__Exercise task__:
Among the entries, which lines carry the string "Emergency"? Copy each of them.

__Items__:
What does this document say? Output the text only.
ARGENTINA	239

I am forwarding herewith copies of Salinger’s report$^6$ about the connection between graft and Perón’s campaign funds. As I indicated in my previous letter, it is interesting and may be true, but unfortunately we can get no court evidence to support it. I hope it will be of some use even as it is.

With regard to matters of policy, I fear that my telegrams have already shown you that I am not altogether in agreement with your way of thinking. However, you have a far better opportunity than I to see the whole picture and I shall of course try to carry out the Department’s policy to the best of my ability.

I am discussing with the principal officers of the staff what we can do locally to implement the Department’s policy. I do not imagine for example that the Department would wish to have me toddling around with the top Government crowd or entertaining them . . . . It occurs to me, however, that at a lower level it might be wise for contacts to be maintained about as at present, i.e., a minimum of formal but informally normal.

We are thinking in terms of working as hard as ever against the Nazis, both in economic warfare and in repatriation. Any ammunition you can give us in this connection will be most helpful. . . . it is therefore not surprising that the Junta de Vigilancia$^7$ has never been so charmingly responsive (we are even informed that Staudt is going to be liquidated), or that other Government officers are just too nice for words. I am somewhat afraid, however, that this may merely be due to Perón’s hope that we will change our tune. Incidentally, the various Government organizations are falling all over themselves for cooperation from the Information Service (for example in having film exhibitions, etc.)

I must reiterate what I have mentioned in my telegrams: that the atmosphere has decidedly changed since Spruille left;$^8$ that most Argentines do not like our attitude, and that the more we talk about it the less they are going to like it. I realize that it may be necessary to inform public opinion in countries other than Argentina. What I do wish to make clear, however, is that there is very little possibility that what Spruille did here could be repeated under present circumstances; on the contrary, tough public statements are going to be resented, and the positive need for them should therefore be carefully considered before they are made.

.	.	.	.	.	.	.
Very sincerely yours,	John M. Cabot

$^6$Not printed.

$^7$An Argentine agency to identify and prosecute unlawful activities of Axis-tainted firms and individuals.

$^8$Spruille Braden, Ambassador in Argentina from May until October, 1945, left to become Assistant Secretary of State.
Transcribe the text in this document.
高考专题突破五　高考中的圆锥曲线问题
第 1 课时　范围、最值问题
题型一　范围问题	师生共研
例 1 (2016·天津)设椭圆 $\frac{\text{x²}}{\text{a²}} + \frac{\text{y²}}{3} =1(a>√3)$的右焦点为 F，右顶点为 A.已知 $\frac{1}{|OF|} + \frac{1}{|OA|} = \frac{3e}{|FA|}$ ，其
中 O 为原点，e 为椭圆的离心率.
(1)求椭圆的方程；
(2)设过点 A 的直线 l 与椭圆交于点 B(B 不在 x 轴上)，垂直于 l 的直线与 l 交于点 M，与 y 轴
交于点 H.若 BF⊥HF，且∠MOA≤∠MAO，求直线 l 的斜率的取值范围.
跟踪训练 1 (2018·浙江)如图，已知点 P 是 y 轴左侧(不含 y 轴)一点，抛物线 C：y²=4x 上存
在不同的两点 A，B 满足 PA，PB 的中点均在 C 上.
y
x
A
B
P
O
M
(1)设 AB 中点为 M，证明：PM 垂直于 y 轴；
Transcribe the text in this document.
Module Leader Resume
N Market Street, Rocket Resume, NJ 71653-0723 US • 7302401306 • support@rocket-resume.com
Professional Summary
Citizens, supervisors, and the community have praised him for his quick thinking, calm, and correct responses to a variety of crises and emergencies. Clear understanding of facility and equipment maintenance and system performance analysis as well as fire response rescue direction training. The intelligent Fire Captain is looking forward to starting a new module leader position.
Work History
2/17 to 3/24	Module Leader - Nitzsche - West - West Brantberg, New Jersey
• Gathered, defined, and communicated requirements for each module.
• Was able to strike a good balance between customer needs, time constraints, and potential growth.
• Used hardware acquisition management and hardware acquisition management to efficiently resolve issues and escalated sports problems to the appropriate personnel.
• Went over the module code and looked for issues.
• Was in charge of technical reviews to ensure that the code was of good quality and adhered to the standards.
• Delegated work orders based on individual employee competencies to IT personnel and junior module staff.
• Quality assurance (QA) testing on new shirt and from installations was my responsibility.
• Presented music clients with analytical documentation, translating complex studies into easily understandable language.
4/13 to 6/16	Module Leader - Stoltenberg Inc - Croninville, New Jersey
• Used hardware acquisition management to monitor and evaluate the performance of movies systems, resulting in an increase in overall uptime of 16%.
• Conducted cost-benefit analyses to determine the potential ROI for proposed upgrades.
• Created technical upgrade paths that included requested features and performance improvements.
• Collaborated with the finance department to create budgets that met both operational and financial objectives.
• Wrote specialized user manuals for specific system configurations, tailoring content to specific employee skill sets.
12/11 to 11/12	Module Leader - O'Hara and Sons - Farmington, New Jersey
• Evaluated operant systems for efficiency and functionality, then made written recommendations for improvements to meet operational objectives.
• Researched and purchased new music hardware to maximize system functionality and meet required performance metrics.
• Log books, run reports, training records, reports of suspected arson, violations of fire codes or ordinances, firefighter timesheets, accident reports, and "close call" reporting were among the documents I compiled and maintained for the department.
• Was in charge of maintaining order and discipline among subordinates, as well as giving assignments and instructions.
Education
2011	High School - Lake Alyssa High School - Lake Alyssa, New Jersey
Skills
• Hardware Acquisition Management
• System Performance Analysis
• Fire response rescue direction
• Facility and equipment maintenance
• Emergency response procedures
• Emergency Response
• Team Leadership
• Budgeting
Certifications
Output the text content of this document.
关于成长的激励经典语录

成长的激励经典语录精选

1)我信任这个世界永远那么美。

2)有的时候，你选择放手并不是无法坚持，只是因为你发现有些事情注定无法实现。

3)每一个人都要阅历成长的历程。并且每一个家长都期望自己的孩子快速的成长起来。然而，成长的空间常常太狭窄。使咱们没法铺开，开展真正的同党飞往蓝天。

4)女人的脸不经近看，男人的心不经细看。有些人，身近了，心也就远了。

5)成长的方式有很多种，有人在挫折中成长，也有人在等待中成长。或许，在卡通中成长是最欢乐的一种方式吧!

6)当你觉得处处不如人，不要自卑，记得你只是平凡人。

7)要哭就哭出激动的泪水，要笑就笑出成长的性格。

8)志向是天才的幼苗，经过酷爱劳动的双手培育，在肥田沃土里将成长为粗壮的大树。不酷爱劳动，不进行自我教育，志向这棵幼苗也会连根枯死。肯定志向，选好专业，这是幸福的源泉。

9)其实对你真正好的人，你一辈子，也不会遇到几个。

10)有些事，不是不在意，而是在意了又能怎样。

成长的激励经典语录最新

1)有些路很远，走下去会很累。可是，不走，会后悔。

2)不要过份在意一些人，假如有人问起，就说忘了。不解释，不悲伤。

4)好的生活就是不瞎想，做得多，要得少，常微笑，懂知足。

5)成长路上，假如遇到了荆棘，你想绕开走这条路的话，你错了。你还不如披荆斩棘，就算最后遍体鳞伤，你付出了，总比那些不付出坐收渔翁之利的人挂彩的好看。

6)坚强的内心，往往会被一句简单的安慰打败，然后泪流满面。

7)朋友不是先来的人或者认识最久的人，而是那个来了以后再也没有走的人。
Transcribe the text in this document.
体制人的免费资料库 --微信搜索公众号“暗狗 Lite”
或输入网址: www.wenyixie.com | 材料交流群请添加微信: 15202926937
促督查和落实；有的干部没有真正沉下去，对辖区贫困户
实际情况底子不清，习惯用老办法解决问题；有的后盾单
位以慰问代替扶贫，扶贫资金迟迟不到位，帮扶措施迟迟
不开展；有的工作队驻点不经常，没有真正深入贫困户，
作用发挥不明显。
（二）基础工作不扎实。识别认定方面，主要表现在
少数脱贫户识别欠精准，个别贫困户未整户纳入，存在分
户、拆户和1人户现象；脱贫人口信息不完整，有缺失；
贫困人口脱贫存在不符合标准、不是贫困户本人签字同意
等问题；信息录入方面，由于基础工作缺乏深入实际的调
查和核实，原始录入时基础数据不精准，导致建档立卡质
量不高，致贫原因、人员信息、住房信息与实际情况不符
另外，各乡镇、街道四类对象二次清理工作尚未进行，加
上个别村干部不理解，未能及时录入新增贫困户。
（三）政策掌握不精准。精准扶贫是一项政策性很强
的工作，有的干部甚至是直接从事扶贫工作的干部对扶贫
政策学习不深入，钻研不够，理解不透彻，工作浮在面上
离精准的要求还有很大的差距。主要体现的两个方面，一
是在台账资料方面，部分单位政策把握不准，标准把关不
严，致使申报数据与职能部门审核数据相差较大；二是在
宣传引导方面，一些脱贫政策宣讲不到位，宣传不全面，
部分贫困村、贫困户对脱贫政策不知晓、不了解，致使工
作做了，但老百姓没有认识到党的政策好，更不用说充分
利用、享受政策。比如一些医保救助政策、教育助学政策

__Correct output__:
• Emergency response procedures
• Emergency Response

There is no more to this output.